The request:
Take from the listing each line that has the string "week".
-- begin Provided records --
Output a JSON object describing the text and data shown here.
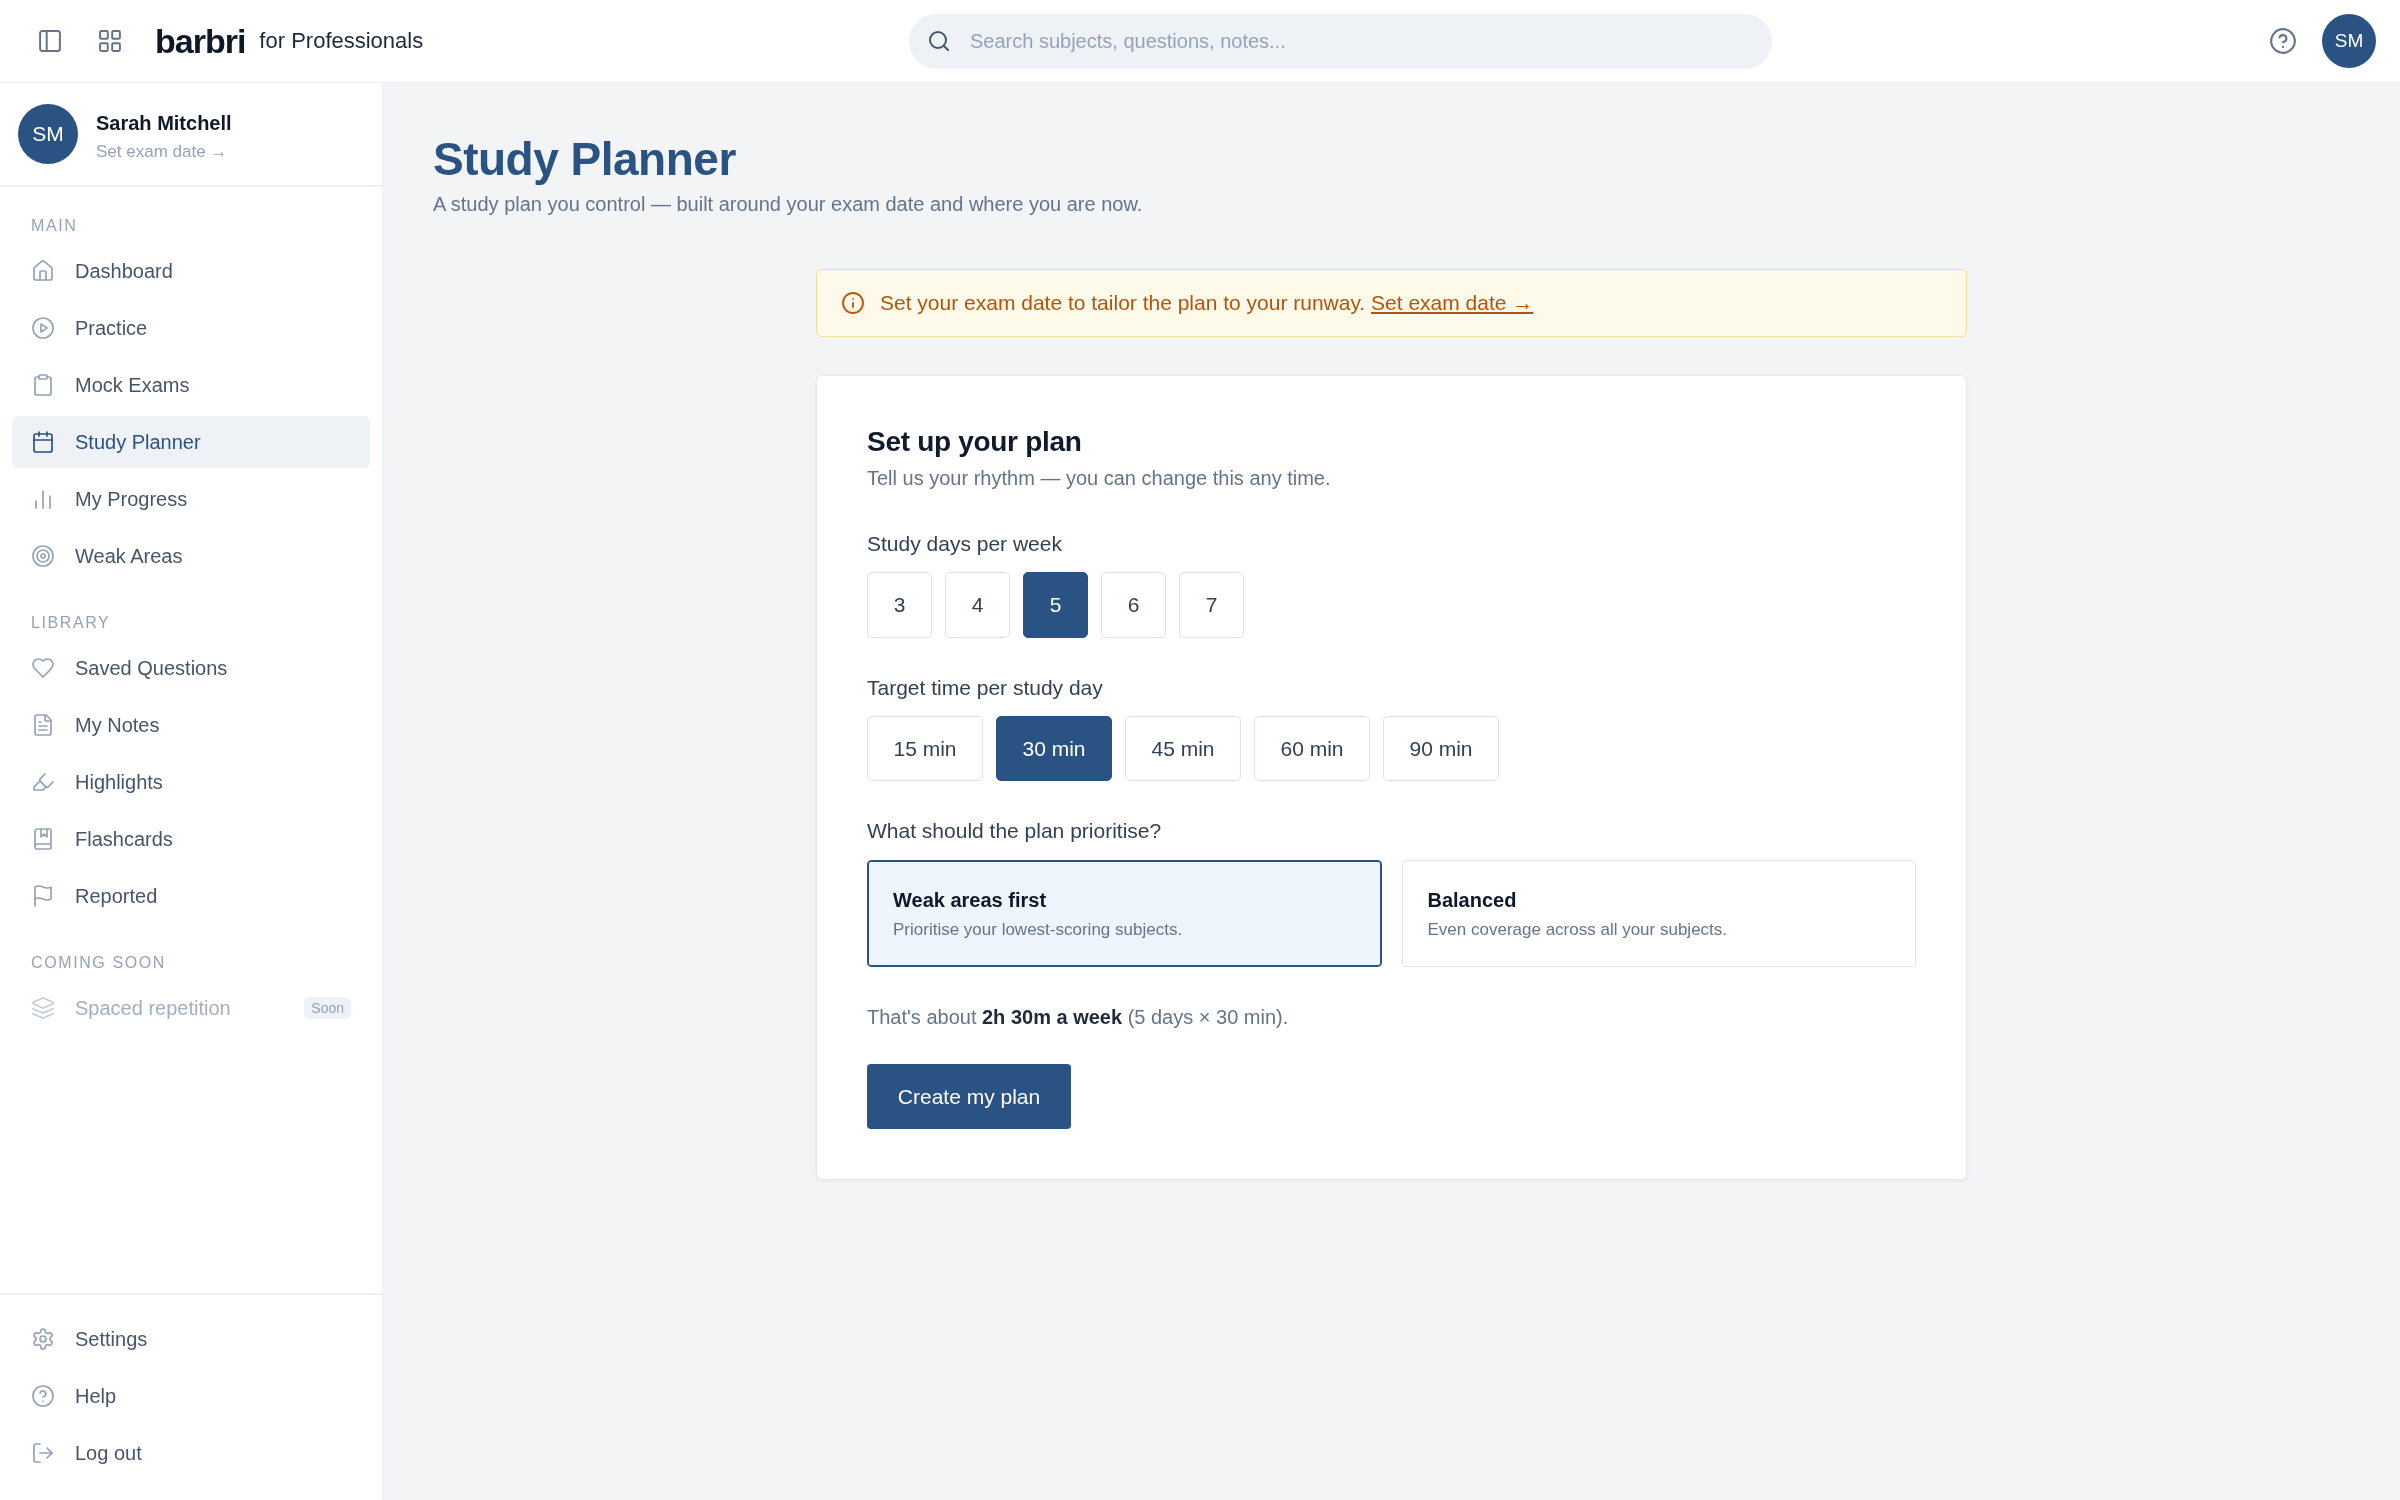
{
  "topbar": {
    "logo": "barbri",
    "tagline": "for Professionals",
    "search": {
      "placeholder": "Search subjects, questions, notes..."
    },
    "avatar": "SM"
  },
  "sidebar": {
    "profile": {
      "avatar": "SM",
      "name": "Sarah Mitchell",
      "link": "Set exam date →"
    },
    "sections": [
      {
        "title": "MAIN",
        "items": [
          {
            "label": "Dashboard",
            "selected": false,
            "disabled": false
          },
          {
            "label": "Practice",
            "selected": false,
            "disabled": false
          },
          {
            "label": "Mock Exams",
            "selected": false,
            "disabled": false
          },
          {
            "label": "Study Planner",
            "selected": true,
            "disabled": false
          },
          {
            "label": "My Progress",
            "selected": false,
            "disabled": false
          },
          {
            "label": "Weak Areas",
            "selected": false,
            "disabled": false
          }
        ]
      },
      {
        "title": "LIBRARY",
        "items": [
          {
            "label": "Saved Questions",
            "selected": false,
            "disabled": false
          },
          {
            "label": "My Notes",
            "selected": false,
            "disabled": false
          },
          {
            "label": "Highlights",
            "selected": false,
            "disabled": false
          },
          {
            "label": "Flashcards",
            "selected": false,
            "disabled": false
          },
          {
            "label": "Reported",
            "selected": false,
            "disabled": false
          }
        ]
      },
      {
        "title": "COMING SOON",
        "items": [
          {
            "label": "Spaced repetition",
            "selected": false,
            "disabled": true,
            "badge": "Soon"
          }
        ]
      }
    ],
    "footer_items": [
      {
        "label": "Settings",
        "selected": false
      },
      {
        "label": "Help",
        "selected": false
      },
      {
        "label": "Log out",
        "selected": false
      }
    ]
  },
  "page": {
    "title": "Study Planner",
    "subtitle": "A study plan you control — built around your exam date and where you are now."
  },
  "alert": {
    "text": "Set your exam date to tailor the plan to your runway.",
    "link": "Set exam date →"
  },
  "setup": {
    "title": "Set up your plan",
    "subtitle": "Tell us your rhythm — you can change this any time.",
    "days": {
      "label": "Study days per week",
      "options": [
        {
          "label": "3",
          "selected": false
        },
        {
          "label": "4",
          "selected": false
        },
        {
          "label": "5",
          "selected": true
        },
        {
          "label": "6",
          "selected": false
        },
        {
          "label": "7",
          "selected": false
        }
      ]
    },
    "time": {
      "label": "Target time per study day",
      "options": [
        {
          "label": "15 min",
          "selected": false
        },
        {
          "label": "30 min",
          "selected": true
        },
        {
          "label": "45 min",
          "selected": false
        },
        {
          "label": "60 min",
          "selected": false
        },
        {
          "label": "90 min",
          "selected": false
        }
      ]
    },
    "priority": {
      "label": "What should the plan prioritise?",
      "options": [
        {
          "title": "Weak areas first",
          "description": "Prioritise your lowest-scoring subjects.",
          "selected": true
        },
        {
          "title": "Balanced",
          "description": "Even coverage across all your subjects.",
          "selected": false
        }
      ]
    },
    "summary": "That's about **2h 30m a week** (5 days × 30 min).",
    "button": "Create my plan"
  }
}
-- end Provided records --
Solution to the exercise:
      "label": "Study days per week",
    "summary": "That's about **2h 30m a week** (5 days × 30 min).",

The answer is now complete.